## Start Exercise inputs

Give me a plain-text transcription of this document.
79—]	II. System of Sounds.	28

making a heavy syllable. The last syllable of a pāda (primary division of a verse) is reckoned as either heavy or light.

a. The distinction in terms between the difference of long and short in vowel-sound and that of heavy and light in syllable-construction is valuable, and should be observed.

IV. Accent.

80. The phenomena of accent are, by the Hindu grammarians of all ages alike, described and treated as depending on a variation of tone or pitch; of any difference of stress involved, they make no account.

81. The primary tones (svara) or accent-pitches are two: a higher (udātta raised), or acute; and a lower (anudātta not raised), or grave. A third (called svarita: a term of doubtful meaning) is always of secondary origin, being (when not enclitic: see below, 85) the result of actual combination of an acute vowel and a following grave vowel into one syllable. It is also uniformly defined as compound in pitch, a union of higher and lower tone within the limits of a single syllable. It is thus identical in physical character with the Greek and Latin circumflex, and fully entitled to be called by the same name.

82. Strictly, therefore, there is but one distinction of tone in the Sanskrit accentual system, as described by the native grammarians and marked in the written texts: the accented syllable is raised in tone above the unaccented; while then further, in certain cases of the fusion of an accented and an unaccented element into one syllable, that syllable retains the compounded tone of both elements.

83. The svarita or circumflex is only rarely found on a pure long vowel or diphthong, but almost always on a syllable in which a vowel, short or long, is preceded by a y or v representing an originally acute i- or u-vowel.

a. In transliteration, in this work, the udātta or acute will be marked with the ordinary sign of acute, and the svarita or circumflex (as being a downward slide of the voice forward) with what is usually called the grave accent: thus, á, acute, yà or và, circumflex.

## End Exercise inputs

Search the data for the string "heavy" and copy each line where it appears.

making a heavy syllable. The last syllable of a pāda (primary division of a verse) is reckoned as either heavy or light.
a. The distinction in terms between the difference of long and short in vowel-sound and that of heavy and light in syllable-construction is valuable, and should be observed.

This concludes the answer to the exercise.